#### Objective:
Transcribe the items without any changes, from the first one through the line containing "series-line-electric-field (138, 71, 513, 430)", including that line.

** BEGIN **

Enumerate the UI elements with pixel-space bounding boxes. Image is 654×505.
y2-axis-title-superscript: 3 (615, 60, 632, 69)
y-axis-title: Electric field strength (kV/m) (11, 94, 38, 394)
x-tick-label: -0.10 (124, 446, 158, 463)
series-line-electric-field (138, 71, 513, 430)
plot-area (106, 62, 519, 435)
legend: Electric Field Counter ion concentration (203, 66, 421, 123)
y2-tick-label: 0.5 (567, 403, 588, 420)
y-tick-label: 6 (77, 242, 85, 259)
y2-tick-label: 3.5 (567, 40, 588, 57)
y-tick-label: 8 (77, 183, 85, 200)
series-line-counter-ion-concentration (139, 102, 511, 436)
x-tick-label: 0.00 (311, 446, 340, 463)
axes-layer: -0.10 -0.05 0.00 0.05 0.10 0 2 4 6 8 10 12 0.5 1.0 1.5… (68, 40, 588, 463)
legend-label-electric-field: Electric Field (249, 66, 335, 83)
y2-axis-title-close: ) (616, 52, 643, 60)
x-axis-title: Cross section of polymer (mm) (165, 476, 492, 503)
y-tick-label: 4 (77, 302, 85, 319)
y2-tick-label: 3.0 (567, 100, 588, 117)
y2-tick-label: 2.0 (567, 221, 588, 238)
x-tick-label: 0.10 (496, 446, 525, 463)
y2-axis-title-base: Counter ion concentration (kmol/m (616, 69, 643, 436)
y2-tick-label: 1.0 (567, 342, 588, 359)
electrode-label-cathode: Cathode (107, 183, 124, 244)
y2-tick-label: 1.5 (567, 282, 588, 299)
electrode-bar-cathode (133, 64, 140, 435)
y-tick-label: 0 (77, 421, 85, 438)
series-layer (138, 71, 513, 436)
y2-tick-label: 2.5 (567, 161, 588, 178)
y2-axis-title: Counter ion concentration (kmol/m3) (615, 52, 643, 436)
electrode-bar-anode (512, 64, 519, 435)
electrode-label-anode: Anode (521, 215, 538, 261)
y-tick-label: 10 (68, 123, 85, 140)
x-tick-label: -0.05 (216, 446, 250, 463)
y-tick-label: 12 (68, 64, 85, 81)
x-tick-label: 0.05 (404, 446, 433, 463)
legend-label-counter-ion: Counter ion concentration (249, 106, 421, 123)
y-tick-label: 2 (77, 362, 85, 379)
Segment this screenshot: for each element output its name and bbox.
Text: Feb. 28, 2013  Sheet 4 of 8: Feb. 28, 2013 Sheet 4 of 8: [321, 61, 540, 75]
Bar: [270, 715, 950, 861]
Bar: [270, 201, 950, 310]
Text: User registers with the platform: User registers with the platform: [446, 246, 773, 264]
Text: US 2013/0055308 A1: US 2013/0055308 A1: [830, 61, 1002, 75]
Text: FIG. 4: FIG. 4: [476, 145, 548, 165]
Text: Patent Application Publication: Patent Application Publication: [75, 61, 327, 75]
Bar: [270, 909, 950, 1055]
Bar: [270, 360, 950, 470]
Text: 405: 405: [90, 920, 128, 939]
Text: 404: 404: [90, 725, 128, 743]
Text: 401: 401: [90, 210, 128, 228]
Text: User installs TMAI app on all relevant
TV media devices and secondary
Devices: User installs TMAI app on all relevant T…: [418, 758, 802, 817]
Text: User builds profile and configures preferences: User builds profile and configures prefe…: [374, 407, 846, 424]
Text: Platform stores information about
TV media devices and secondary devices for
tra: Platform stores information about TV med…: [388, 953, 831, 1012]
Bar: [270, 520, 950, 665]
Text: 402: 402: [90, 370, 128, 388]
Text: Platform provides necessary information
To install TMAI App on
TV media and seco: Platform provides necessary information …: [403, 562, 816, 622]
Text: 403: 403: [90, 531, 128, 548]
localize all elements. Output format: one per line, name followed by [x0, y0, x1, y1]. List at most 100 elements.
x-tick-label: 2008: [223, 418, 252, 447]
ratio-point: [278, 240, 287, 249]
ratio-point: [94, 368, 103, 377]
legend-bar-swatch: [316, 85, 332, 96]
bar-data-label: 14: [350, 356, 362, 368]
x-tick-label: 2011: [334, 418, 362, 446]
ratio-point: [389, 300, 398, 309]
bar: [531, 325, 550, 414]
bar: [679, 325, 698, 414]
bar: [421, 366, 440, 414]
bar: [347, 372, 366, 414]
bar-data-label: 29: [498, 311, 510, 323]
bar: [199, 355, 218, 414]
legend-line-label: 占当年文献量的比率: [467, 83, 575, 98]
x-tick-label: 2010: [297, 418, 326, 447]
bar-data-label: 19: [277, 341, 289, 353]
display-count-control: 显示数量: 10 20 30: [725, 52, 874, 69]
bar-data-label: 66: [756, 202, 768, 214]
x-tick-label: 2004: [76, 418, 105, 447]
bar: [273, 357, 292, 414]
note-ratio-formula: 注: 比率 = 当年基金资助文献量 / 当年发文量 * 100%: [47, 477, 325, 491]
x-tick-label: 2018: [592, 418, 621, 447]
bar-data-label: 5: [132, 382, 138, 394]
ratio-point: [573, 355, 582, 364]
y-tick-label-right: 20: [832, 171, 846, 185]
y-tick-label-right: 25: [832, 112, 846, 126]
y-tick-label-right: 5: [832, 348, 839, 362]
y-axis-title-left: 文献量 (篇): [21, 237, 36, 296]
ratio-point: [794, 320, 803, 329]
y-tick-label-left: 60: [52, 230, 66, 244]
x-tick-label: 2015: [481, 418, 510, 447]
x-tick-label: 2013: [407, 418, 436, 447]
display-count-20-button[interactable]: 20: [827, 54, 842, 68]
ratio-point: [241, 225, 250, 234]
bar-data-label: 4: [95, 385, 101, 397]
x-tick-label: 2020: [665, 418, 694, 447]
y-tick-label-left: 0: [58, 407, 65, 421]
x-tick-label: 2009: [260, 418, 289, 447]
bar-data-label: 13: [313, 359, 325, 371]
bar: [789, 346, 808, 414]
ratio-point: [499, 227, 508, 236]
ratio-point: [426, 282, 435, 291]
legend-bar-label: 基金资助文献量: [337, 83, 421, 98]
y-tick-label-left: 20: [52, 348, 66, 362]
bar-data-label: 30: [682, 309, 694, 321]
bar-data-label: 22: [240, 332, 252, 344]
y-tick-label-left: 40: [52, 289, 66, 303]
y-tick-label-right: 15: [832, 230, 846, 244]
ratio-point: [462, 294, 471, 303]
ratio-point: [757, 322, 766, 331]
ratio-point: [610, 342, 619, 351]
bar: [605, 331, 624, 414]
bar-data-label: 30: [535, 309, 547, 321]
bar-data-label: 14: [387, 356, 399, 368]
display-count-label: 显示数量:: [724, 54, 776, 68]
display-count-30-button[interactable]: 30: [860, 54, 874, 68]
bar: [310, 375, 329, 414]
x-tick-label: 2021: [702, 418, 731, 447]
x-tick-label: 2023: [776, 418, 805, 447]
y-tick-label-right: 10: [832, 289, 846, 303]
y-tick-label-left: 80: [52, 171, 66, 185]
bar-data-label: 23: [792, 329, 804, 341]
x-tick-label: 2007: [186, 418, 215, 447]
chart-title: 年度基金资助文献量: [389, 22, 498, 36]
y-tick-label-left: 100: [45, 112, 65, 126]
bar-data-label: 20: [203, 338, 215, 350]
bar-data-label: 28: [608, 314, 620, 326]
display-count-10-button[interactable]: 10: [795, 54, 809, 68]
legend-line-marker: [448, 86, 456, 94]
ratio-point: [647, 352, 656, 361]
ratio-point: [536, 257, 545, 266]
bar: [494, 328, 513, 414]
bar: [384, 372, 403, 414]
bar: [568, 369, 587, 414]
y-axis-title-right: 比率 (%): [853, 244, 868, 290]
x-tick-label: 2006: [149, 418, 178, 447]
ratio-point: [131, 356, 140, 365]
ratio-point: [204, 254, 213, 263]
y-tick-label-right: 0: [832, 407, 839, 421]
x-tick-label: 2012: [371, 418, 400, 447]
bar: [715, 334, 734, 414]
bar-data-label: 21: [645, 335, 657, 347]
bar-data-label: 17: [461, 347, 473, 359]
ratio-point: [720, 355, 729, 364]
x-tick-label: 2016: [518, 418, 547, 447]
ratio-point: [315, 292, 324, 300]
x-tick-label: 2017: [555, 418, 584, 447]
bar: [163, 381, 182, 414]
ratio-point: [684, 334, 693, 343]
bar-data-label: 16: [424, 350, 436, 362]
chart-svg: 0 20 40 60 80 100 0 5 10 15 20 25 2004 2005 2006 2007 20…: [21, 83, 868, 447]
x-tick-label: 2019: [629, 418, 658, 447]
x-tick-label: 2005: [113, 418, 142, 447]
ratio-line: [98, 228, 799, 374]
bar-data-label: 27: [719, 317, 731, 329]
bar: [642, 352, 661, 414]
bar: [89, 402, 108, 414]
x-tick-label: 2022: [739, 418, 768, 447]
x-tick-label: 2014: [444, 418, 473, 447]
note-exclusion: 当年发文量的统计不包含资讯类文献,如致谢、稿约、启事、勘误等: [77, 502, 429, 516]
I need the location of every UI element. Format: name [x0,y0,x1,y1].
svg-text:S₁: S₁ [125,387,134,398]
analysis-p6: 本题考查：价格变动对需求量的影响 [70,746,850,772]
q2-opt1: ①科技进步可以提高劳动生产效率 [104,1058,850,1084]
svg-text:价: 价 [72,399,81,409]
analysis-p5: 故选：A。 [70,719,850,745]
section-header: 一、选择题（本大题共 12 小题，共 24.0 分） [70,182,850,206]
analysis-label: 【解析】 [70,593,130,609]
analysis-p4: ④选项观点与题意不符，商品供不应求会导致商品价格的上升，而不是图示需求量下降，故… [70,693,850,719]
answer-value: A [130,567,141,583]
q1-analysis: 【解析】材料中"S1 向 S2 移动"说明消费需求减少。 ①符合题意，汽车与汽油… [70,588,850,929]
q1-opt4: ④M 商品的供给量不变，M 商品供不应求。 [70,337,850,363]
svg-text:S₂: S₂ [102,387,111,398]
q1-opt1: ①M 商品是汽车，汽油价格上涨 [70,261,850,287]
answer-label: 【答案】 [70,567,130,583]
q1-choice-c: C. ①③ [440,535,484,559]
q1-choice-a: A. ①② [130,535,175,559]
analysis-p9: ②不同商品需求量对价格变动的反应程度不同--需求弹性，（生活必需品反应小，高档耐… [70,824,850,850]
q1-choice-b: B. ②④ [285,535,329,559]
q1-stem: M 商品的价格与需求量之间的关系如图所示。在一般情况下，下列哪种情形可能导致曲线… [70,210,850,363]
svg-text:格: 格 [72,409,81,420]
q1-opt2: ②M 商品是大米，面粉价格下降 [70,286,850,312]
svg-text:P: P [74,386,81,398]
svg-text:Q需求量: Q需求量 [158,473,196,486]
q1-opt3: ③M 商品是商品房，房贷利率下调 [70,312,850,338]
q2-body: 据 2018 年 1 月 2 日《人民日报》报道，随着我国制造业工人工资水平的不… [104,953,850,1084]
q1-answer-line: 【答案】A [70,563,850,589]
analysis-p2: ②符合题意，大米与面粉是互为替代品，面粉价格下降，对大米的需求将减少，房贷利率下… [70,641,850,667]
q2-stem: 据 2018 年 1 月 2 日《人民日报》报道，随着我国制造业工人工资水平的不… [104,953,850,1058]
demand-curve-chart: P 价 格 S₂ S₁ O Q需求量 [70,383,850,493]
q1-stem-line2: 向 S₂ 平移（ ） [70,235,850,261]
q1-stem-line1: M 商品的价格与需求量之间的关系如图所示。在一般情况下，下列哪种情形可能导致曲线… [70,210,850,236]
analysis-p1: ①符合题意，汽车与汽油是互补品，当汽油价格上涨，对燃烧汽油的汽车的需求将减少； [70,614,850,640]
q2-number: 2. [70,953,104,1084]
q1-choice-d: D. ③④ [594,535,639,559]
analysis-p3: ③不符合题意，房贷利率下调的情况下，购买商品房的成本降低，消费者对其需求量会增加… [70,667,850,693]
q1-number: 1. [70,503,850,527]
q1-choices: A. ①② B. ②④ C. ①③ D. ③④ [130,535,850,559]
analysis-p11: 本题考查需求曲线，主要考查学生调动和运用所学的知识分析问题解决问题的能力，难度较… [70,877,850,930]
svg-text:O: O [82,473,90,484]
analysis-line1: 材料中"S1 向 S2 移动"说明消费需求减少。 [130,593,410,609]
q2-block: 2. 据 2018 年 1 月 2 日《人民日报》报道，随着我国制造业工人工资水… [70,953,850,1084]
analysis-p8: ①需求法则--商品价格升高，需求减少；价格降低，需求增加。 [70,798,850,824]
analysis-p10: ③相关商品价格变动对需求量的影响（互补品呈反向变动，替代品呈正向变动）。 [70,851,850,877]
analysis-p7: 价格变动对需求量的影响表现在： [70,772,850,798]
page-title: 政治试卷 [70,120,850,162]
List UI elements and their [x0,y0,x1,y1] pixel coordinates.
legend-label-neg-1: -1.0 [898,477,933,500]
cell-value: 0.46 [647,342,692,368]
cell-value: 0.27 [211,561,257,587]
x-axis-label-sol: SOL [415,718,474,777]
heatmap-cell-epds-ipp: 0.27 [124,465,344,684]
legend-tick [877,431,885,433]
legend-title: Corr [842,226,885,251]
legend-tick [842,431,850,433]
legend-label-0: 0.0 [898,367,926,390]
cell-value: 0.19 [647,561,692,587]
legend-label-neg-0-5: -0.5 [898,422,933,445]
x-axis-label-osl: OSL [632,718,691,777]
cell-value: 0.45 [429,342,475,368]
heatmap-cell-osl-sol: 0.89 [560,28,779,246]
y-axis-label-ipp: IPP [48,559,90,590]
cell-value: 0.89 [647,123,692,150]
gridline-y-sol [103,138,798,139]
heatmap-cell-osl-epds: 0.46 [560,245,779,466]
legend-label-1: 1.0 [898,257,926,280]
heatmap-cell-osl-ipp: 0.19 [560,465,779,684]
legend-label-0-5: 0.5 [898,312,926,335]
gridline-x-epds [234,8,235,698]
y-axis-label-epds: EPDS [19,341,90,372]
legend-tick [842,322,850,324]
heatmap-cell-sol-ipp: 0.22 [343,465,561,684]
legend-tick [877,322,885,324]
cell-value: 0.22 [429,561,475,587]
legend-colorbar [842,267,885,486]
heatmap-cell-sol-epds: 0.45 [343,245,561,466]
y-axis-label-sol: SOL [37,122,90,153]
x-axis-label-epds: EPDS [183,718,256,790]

** END **

#### Worked solution:
Enumerate the UI elements with pixel-space bounding boxes. Image is 654×505.
y2-axis-title-superscript: 3 (615, 60, 632, 69)
y-axis-title: Electric field strength (kV/m) (11, 94, 38, 394)
x-tick-label: -0.10 (124, 446, 158, 463)
series-line-electric-field (138, 71, 513, 430)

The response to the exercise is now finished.